> **OBJECTIVE**: In the listing that follows, how many lines contain the string "mental"? Provide only the number.

> **RECORDS FOR THIS TASK**:
--------------------
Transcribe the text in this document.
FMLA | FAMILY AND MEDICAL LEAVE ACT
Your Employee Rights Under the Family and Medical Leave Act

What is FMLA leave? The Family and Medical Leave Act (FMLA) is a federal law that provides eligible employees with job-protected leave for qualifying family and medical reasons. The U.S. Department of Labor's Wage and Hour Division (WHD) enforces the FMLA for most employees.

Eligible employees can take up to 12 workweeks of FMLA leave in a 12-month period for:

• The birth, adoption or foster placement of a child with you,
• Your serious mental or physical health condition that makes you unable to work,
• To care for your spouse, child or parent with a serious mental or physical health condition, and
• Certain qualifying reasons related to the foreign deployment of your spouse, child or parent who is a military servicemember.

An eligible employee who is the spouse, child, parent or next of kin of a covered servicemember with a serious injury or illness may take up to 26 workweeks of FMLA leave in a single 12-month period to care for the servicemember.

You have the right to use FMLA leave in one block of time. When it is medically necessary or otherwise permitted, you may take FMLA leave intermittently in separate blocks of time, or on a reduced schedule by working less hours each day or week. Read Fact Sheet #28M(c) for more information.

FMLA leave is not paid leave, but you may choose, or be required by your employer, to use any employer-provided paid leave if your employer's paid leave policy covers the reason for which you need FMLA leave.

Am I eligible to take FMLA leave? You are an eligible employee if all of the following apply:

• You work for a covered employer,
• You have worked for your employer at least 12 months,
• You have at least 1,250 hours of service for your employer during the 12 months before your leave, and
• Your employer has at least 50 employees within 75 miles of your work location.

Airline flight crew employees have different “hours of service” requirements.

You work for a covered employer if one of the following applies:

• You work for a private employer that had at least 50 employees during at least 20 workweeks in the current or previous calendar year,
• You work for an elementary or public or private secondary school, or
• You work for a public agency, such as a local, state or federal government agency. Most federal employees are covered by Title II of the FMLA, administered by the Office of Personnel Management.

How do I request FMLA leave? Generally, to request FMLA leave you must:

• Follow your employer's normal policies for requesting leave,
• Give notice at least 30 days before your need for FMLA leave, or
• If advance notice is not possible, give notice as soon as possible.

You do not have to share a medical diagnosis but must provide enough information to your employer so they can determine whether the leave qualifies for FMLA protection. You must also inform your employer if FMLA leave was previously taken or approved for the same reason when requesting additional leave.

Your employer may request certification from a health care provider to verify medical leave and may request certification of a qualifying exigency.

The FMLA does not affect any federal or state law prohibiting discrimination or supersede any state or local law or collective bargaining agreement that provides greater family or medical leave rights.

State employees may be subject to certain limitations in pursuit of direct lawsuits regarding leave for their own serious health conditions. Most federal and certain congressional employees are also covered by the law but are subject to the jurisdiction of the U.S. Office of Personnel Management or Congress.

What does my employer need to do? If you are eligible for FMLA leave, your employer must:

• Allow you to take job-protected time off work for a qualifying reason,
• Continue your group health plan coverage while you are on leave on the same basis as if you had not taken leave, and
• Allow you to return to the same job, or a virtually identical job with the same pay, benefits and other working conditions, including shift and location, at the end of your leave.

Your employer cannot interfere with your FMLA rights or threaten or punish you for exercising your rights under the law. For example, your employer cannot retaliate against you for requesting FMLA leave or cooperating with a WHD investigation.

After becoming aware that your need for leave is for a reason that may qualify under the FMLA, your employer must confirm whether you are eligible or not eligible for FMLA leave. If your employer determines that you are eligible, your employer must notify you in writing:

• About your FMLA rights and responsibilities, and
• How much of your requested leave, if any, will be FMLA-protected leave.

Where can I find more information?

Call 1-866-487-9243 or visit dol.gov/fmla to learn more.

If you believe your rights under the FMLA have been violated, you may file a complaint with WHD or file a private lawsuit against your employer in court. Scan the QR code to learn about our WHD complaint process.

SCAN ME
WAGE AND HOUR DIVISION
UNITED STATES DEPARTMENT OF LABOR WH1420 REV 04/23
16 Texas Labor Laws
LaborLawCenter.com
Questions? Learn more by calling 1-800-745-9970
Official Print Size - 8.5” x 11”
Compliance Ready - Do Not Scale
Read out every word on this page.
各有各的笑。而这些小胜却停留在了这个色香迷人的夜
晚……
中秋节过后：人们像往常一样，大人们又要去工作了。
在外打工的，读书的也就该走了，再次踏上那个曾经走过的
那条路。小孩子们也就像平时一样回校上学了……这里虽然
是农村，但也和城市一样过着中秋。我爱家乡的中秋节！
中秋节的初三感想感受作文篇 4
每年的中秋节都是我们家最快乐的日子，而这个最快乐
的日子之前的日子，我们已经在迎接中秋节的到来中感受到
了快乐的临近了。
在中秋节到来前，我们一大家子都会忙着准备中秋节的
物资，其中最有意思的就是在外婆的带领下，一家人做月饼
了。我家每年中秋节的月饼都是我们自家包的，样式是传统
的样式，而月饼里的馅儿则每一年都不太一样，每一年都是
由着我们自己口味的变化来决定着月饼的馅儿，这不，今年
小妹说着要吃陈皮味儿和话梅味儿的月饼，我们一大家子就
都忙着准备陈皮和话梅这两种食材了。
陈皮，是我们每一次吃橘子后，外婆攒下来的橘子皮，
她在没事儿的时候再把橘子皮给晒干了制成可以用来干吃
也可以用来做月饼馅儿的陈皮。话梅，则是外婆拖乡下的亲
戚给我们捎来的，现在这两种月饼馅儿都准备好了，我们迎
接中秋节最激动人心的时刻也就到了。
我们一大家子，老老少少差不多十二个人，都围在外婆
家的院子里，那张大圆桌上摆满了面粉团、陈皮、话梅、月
--------------------
> **SOLUTION FOR THIS EXERCISE**: 2